-- Start --
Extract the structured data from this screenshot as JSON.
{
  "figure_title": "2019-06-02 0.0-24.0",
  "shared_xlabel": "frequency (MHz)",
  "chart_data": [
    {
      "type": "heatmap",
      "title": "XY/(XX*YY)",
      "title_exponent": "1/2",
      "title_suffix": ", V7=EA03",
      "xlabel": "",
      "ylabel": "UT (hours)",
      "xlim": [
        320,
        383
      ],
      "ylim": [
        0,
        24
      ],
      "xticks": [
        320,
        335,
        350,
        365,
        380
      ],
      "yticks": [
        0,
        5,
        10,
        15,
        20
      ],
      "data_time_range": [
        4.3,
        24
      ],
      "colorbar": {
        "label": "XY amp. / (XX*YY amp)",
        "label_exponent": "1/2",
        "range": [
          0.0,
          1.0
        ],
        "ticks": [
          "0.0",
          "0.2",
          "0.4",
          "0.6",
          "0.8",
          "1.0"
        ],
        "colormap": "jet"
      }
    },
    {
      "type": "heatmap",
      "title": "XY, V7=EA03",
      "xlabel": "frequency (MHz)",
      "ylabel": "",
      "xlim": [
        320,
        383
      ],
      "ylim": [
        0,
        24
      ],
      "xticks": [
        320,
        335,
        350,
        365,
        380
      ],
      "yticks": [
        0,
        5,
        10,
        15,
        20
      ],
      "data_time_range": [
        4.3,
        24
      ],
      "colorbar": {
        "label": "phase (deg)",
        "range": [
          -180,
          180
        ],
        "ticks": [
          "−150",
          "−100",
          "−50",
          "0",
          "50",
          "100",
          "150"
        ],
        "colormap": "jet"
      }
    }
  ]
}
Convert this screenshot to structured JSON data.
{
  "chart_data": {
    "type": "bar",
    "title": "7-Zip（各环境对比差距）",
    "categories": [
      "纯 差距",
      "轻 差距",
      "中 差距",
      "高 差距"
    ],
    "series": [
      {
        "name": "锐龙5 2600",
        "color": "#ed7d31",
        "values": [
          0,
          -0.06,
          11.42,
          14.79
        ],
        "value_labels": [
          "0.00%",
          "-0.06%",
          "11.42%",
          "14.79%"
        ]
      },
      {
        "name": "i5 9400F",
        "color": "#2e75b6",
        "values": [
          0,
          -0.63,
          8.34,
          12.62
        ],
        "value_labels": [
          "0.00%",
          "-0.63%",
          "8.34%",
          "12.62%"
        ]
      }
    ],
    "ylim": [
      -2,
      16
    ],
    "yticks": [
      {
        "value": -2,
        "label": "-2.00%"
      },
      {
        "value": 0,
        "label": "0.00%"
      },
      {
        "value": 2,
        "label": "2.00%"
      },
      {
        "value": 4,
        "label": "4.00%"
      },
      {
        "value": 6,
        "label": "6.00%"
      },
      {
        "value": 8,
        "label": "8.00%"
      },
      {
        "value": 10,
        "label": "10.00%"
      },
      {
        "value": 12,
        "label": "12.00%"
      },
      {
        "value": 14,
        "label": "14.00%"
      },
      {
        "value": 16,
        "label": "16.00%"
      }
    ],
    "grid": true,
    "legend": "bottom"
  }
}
-- End --
# Problem requirements:
Gather, from the listing above, every line carrying the word "this".

# Exercise output:
Extract the structured data from this screenshot as JSON.
Convert this screenshot to structured JSON data.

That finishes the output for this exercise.